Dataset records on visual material
- - - -
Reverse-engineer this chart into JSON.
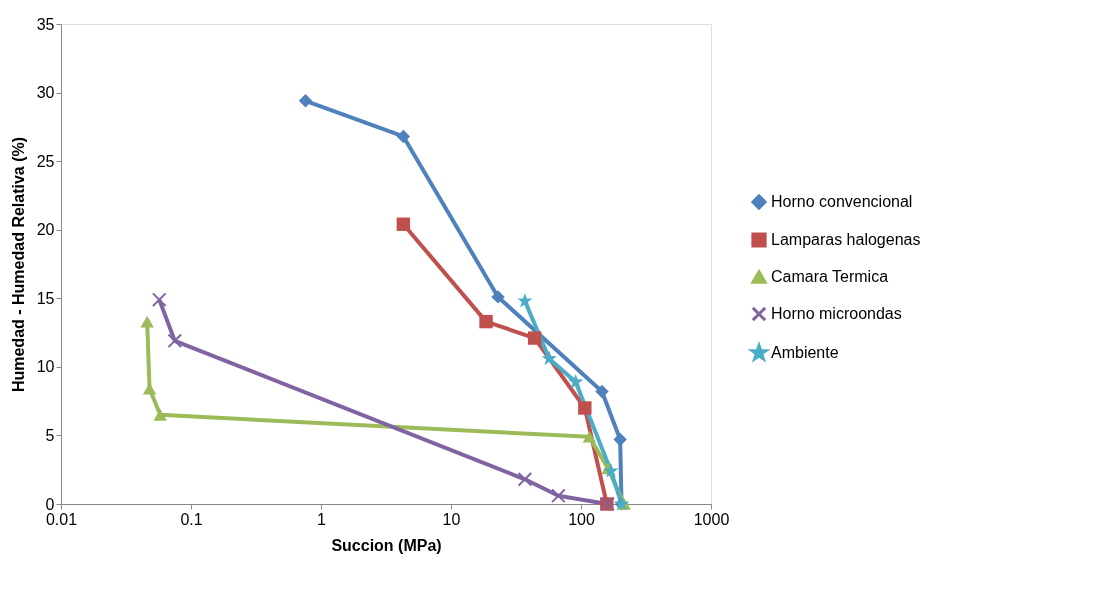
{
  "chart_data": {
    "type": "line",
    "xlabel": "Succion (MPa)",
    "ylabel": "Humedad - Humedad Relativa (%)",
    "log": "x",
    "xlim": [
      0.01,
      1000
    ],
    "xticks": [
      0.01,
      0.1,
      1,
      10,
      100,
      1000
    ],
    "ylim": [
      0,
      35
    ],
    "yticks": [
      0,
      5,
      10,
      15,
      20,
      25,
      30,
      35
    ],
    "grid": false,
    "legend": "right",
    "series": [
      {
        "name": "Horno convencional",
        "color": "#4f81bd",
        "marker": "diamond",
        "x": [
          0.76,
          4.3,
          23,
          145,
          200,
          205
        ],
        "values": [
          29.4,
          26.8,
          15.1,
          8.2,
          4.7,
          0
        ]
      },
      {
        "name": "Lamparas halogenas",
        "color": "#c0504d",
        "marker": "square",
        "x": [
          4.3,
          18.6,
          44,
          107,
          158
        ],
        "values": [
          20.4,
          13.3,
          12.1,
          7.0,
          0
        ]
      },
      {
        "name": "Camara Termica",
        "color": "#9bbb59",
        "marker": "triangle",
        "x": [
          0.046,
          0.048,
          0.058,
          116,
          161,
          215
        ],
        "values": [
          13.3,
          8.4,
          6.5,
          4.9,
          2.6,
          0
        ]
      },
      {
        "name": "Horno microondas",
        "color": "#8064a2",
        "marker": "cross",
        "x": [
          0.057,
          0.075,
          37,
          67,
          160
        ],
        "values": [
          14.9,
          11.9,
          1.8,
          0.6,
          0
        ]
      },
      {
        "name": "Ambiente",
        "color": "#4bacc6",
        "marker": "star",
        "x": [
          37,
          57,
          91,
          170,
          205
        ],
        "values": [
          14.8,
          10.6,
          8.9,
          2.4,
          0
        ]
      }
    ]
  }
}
- - - -
GIVEN TASK: Show the lines of the data that hold the word "name".

CORRECT RESPONSE:
        "name": "Horno convencional",
        "name": "Lamparas halogenas",
        "name": "Camara Termica",
        "name": "Horno microondas",
        "name": "Ambiente",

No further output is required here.